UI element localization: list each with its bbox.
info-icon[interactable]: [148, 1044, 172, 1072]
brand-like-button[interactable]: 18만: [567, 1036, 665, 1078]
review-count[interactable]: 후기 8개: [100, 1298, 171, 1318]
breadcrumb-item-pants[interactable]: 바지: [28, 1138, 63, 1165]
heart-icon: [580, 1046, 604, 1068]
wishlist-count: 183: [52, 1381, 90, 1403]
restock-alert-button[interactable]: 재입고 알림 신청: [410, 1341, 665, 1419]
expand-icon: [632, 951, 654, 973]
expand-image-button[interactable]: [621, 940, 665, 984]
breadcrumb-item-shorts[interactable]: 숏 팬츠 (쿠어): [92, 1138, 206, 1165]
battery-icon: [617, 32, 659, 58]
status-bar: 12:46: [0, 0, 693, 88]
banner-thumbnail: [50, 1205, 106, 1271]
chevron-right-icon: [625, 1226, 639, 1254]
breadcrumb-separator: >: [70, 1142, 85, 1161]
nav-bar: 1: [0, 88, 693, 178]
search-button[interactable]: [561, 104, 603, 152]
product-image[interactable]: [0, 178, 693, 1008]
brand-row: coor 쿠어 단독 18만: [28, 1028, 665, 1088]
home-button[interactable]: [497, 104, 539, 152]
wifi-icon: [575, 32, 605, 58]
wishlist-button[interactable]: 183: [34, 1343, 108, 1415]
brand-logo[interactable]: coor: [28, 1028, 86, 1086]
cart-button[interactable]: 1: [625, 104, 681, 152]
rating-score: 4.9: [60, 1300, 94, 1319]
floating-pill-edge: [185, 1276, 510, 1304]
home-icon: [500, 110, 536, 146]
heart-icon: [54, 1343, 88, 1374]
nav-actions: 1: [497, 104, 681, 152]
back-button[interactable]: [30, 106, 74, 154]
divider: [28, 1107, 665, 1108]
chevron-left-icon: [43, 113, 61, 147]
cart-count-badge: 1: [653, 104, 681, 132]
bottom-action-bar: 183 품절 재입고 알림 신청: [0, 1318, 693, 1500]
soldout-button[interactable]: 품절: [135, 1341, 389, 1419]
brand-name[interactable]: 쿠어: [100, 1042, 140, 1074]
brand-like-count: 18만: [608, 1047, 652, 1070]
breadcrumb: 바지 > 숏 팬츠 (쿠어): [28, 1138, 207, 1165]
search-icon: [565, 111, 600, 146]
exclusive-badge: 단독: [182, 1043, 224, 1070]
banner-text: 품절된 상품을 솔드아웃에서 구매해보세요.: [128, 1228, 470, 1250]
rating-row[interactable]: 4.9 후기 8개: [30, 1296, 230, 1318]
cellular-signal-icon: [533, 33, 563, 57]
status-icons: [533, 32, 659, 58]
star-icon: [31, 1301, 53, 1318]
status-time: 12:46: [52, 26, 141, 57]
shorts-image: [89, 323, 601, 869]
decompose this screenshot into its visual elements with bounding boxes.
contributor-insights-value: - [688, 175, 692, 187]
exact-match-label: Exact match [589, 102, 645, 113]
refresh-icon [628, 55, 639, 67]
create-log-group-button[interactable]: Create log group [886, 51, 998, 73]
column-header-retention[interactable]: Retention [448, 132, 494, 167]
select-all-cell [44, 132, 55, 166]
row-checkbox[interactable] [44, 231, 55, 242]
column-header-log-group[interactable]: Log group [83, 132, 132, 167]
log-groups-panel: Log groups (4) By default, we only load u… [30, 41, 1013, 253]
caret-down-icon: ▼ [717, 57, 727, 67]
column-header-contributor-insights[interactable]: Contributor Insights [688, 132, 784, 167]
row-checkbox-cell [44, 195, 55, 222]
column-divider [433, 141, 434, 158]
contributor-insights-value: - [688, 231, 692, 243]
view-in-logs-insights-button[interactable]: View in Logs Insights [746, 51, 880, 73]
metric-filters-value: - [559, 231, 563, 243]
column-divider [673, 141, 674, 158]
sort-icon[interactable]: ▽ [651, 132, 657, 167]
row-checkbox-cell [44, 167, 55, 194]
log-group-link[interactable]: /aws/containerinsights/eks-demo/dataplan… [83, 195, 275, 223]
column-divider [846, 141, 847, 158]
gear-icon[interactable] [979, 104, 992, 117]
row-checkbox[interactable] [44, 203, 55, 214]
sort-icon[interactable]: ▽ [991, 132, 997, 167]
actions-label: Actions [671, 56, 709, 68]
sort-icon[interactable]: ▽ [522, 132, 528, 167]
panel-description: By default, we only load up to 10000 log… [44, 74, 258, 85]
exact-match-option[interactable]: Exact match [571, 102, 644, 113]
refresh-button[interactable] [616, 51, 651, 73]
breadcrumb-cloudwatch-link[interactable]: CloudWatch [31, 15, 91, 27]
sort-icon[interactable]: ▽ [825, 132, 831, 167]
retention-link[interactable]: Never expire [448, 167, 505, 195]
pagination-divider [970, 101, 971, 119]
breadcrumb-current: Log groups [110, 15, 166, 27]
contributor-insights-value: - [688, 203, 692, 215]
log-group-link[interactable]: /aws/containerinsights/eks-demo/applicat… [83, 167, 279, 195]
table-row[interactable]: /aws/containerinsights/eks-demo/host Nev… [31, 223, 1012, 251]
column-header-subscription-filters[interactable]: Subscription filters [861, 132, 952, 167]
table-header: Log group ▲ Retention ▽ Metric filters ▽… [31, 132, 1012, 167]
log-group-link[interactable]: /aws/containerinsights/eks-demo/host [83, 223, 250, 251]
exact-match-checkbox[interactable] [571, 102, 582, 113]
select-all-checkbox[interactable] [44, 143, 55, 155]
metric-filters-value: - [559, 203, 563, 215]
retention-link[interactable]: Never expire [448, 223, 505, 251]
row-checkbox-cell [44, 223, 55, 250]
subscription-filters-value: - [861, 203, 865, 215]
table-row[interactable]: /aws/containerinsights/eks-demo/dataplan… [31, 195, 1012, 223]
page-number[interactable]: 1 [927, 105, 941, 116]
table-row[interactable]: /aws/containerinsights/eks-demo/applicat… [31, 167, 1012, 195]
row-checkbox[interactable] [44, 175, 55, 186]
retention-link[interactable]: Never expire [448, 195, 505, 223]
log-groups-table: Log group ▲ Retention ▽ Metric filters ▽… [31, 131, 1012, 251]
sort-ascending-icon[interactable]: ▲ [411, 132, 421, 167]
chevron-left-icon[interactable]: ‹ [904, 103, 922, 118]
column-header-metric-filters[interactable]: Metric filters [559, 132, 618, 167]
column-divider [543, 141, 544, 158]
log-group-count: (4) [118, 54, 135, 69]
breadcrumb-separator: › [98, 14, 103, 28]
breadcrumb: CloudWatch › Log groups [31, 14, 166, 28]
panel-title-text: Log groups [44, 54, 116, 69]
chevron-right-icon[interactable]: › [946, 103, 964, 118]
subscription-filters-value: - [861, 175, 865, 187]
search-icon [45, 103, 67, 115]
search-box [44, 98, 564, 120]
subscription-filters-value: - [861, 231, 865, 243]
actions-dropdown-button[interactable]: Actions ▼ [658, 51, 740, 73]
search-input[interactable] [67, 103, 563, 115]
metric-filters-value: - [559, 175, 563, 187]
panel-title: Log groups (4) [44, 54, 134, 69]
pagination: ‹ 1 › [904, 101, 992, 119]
★ ★ ★ ★
THE PROBLEM
Express the stretch of rows from the start of the rows through the line containing "expand-icon: [632, 951, 654, 973]" as a JSON list of strings, one string per line, with blank lines omitted.

FULL SOLUTION
[
  "UI element localization: list each with its bbox.",
  "info-icon[interactable]: [148, 1044, 172, 1072]",
  "brand-like-button[interactable]: 18만: [567, 1036, 665, 1078]",
  "review-count[interactable]: 후기 8개: [100, 1298, 171, 1318]",
  "breadcrumb-item-pants[interactable]: 바지: [28, 1138, 63, 1165]",
  "heart-icon: [580, 1046, 604, 1068]",
  "wishlist-count: 183: [52, 1381, 90, 1403]",
  "restock-alert-button[interactable]: 재입고 알림 신청: [410, 1341, 665, 1419]",
  "expand-icon: [632, 951, 654, 973]"
]